Express as a JSON list of strings the stretch of lines from the one that contains "Patent image size: (1008, 1287)." through the one that contains "The receiver pocket 34 is at (437, 967).", both included, with one string for each line and blank lines left out.

------------------------------------------------------------------------

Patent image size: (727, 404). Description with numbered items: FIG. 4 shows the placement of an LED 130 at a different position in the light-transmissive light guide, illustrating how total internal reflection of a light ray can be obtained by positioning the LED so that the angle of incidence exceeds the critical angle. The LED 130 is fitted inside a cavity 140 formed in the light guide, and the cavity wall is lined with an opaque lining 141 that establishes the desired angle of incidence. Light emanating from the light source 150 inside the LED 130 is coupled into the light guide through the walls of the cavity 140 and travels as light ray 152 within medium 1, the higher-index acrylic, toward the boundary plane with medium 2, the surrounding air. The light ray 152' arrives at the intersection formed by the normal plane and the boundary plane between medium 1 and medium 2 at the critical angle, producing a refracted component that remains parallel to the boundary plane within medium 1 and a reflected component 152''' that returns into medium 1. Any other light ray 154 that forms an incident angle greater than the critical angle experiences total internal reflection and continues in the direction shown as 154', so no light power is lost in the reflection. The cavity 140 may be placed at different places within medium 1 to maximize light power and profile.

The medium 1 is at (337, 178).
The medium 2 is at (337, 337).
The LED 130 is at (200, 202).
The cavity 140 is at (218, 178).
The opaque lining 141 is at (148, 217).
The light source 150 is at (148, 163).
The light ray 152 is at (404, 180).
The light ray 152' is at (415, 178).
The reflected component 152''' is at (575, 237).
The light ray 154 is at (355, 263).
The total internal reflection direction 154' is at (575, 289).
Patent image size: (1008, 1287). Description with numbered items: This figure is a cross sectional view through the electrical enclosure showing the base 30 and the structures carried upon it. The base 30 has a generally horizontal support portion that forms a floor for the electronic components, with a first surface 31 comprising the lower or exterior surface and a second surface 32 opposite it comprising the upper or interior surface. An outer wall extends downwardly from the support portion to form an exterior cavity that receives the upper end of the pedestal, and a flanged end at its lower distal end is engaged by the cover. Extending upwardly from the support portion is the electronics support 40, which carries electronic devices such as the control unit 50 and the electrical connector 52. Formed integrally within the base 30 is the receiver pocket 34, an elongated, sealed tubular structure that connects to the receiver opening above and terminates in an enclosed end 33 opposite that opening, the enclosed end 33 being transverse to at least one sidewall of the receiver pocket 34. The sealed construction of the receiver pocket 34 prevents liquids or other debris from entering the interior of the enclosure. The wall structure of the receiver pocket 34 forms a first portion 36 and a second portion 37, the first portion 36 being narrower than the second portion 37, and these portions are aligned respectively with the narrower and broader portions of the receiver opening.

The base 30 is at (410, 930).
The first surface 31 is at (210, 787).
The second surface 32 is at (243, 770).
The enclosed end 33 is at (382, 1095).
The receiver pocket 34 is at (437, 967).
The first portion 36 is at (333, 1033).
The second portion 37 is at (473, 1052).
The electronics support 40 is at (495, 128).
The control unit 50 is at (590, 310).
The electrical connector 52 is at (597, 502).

------------------------------------------------------------------------

■ Result of the task:
[
  "Patent image size: (1008, 1287). Description with numbered items: This figure is a cross sectional view through the electrical enclosure showing the base 30 and the structures carried upon it. The base 30 has a generally horizontal support portion that forms a floor for the electronic components, with a first surface 31 comprising the lower or exterior surface and a second surface 32 opposite it comprising the upper or interior surface. An outer wall extends downwardly from the support portion to form an exterior cavity that receives the upper end of the pedestal, and a flanged end at its lower distal end is engaged by the cover. Extending upwardly from the support portion is the electronics support 40, which carries electronic devices such as the control unit 50 and the electrical connector 52. Formed integrally within the base 30 is the receiver pocket 34, an elongated, sealed tubular structure that connects to the receiver opening above and terminates in an enclosed end 33 opposite that opening, the enclosed end 33 being transverse to at least one sidewall of the receiver pocket 34. The sealed construction of the receiver pocket 34 prevents liquids or other debris from entering the interior of the enclosure. The wall structure of the receiver pocket 34 forms a first portion 36 and a second portion 37, the first portion 36 being narrower than the second portion 37, and these portions are aligned respectively with the narrower and broader portions of the receiver opening.",
  "The base 30 is at (410, 930).",
  "The first surface 31 is at (210, 787).",
  "The second surface 32 is at (243, 770).",
  "The enclosed end 33 is at (382, 1095).",
  "The receiver pocket 34 is at (437, 967)."
]